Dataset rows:
## BEGIN

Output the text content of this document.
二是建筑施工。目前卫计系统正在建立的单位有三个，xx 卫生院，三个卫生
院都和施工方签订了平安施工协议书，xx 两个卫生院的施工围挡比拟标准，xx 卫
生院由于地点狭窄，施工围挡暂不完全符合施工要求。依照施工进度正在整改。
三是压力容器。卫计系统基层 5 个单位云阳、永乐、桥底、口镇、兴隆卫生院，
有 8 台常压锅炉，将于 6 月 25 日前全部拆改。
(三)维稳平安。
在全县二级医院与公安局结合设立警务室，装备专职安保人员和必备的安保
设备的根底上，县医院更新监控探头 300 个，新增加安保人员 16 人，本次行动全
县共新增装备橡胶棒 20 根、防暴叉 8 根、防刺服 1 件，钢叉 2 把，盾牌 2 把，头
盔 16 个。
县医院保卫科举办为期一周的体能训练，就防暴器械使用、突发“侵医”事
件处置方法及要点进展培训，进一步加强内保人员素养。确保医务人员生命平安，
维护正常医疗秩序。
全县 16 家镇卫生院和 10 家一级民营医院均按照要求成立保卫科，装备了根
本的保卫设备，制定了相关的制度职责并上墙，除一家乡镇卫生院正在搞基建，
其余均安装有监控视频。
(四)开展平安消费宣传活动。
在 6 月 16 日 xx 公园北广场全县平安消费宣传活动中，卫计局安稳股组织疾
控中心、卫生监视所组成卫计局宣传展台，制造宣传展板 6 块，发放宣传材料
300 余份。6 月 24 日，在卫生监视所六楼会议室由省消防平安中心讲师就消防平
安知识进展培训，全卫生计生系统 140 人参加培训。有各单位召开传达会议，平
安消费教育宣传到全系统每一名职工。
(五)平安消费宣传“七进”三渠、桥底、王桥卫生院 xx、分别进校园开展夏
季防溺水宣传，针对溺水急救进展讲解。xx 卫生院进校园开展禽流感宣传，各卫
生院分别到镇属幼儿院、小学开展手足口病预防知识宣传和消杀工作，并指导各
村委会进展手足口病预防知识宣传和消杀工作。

## END

* [EXERCISE GOAL] Repeat the material above in full, quoting it exactly.

* [RESULT OF THIS EXERCISE]
Output the text content of this document.
二是建筑施工。目前卫计系统正在建立的单位有三个，xx 卫生院，三个卫生
院都和施工方签订了平安施工协议书，xx 两个卫生院的施工围挡比拟标准，xx 卫
生院由于地点狭窄，施工围挡暂不完全符合施工要求。依照施工进度正在整改。
三是压力容器。卫计系统基层 5 个单位云阳、永乐、桥底、口镇、兴隆卫生院，
有 8 台常压锅炉，将于 6 月 25 日前全部拆改。
(三)维稳平安。
在全县二级医院与公安局结合设立警务室，装备专职安保人员和必备的安保
设备的根底上，县医院更新监控探头 300 个，新增加安保人员 16 人，本次行动全
县共新增装备橡胶棒 20 根、防暴叉 8 根、防刺服 1 件，钢叉 2 把，盾牌 2 把，头
盔 16 个。
县医院保卫科举办为期一周的体能训练，就防暴器械使用、突发“侵医”事
件处置方法及要点进展培训，进一步加强内保人员素养。确保医务人员生命平安，
维护正常医疗秩序。
全县 16 家镇卫生院和 10 家一级民营医院均按照要求成立保卫科，装备了根
本的保卫设备，制定了相关的制度职责并上墙，除一家乡镇卫生院正在搞基建，
其余均安装有监控视频。
(四)开展平安消费宣传活动。
在 6 月 16 日 xx 公园北广场全县平安消费宣传活动中，卫计局安稳股组织疾
控中心、卫生监视所组成卫计局宣传展台，制造宣传展板 6 块，发放宣传材料
300 余份。6 月 24 日，在卫生监视所六楼会议室由省消防平安中心讲师就消防平
安知识进展培训，全卫生计生系统 140 人参加培训。有各单位召开传达会议，平
安消费教育宣传到全系统每一名职工。
(五)平安消费宣传“七进”三渠、桥底、王桥卫生院 xx、分别进校园开展夏
季防溺水宣传，针对溺水急救进展讲解。xx 卫生院进校园开展禽流感宣传，各卫
生院分别到镇属幼儿院、小学开展手足口病预防知识宣传和消杀工作，并指导各
村委会进展手足口病预防知识宣传和消杀工作。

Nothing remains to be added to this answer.